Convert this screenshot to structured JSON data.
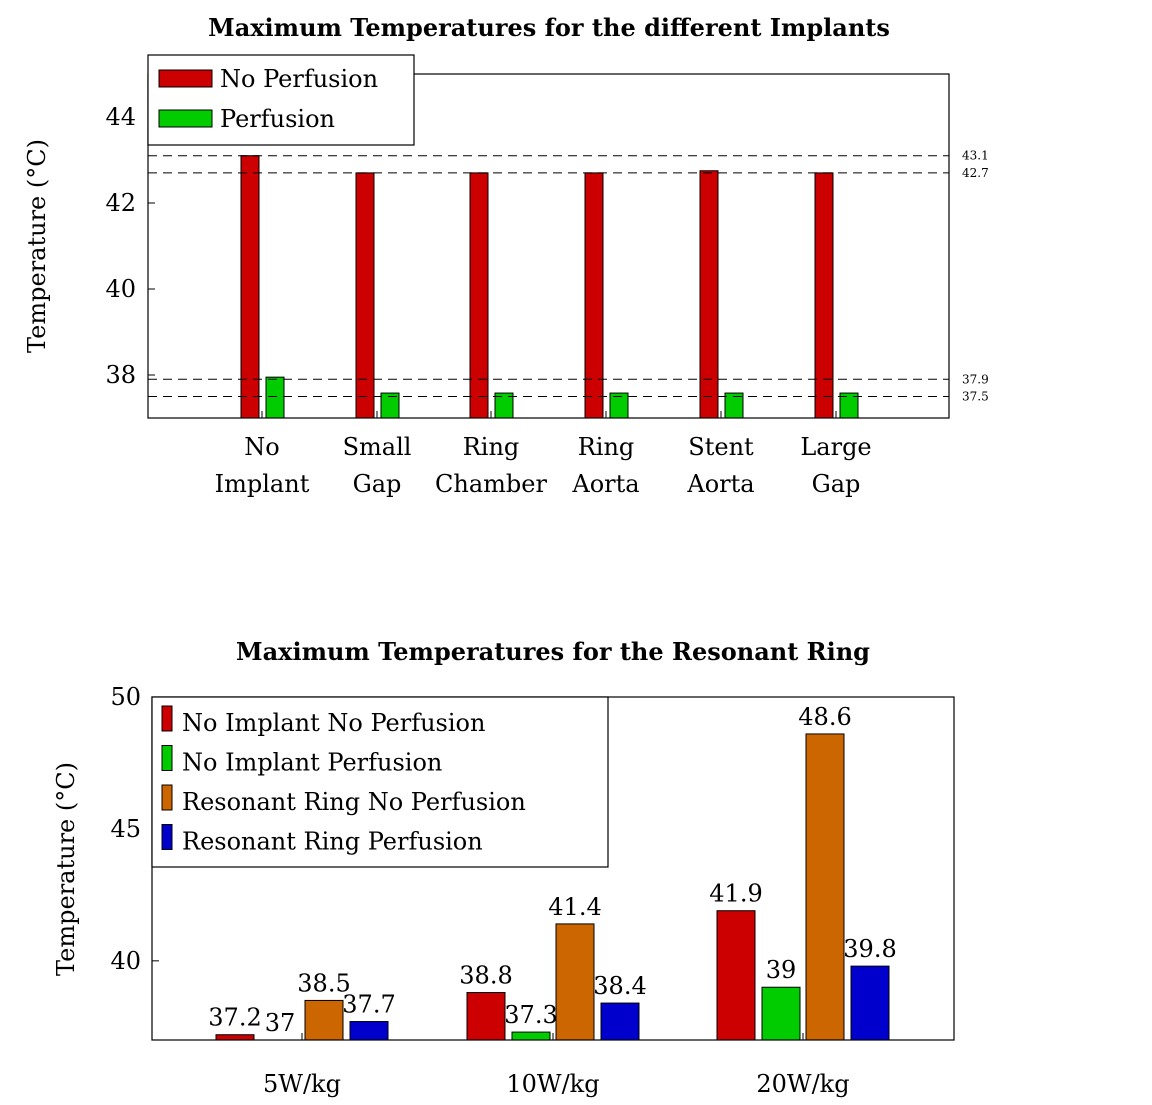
{
  "chart_data": [
    {
      "type": "bar",
      "title": "Maximum Temperatures for the different Implants",
      "ylabel": "Temperature (°C)",
      "xlabel": "",
      "ylim": [
        37,
        45
      ],
      "yticks": [
        "38",
        "40",
        "42",
        "44"
      ],
      "categories": [
        [
          "No",
          "Implant"
        ],
        [
          "Small",
          "Gap"
        ],
        [
          "Ring",
          "Chamber"
        ],
        [
          "Ring",
          "Aorta"
        ],
        [
          "Stent",
          "Aorta"
        ],
        [
          "Large",
          "Gap"
        ]
      ],
      "series": [
        {
          "name": "No Perfusion",
          "color": "#cc0000",
          "values": [
            43.1,
            42.7,
            42.7,
            42.7,
            42.75,
            42.7
          ]
        },
        {
          "name": "Perfusion",
          "color": "#00cc00",
          "values": [
            37.95,
            37.58,
            37.58,
            37.58,
            37.58,
            37.58
          ]
        }
      ],
      "reference_lines": [
        {
          "value": 43.1,
          "label": "43.1"
        },
        {
          "value": 42.7,
          "label": "42.7"
        },
        {
          "value": 37.9,
          "label": "37.9"
        },
        {
          "value": 37.5,
          "label": "37.5"
        }
      ],
      "legend_position": "top-left",
      "grid": false
    },
    {
      "type": "bar",
      "title": "Maximum Temperatures for the Resonant Ring",
      "ylabel": "Temperature (°C)",
      "xlabel": "",
      "ylim": [
        37,
        50
      ],
      "yticks": [
        "40",
        "45",
        "50"
      ],
      "categories": [
        "5W/kg",
        "10W/kg",
        "20W/kg"
      ],
      "series": [
        {
          "name": "No Implant No Perfusion",
          "color": "#cc0000",
          "values": [
            37.2,
            38.8,
            41.9
          ],
          "labels": [
            "37.2",
            "38.8",
            "41.9"
          ]
        },
        {
          "name": "No Implant Perfusion",
          "color": "#00cc00",
          "values": [
            37,
            37.3,
            39
          ],
          "labels": [
            "37",
            "37.3",
            "39"
          ]
        },
        {
          "name": "Resonant Ring No Perfusion",
          "color": "#cc6600",
          "values": [
            38.5,
            41.4,
            48.6
          ],
          "labels": [
            "38.5",
            "41.4",
            "48.6"
          ]
        },
        {
          "name": "Resonant Ring Perfusion",
          "color": "#0000cc",
          "values": [
            37.7,
            38.4,
            39.8
          ],
          "labels": [
            "37.7",
            "38.4",
            "39.8"
          ]
        }
      ],
      "legend_position": "top-left",
      "grid": false
    }
  ]
}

> _What is expected_
Keep the pictures out of your copy, and repeat every entry above exactly.

> _Exercise response_
Convert this screenshot to structured JSON data.
{
  "chart_data": [
    {
      "type": "bar",
      "title": "Maximum Temperatures for the different Implants",
      "ylabel": "Temperature (°C)",
      "xlabel": "",
      "ylim": [
        37,
        45
      ],
      "yticks": [
        "38",
        "40",
        "42",
        "44"
      ],
      "categories": [
        [
          "No",
          "Implant"
        ],
        [
          "Small",
          "Gap"
        ],
        [
          "Ring",
          "Chamber"
        ],
        [
          "Ring",
          "Aorta"
        ],
        [
          "Stent",
          "Aorta"
        ],
        [
          "Large",
          "Gap"
        ]
      ],
      "series": [
        {
          "name": "No Perfusion",
          "color": "#cc0000",
          "values": [
            43.1,
            42.7,
            42.7,
            42.7,
            42.75,
            42.7
          ]
        },
        {
          "name": "Perfusion",
          "color": "#00cc00",
          "values": [
            37.95,
            37.58,
            37.58,
            37.58,
            37.58,
            37.58
          ]
        }
      ],
      "reference_lines": [
        {
          "value": 43.1,
          "label": "43.1"
        },
        {
          "value": 42.7,
          "label": "42.7"
        },
        {
          "value": 37.9,
          "label": "37.9"
        },
        {
          "value": 37.5,
          "label": "37.5"
        }
      ],
      "legend_position": "top-left",
      "grid": false
    },
    {
      "type": "bar",
      "title": "Maximum Temperatures for the Resonant Ring",
      "ylabel": "Temperature (°C)",
      "xlabel": "",
      "ylim": [
        37,
        50
      ],
      "yticks": [
        "40",
        "45",
        "50"
      ],
      "categories": [
        "5W/kg",
        "10W/kg",
        "20W/kg"
      ],
      "series": [
        {
          "name": "No Implant No Perfusion",
          "color": "#cc0000",
          "values": [
            37.2,
            38.8,
            41.9
          ],
          "labels": [
            "37.2",
            "38.8",
            "41.9"
          ]
        },
        {
          "name": "No Implant Perfusion",
          "color": "#00cc00",
          "values": [
            37,
            37.3,
            39
          ],
          "labels": [
            "37",
            "37.3",
            "39"
          ]
        },
        {
          "name": "Resonant Ring No Perfusion",
          "color": "#cc6600",
          "values": [
            38.5,
            41.4,
            48.6
          ],
          "labels": [
            "38.5",
            "41.4",
            "48.6"
          ]
        },
        {
          "name": "Resonant Ring Perfusion",
          "color": "#0000cc",
          "values": [
            37.7,
            38.4,
            39.8
          ],
          "labels": [
            "37.7",
            "38.4",
            "39.8"
          ]
        }
      ],
      "legend_position": "top-left",
      "grid": false
    }
  ]
}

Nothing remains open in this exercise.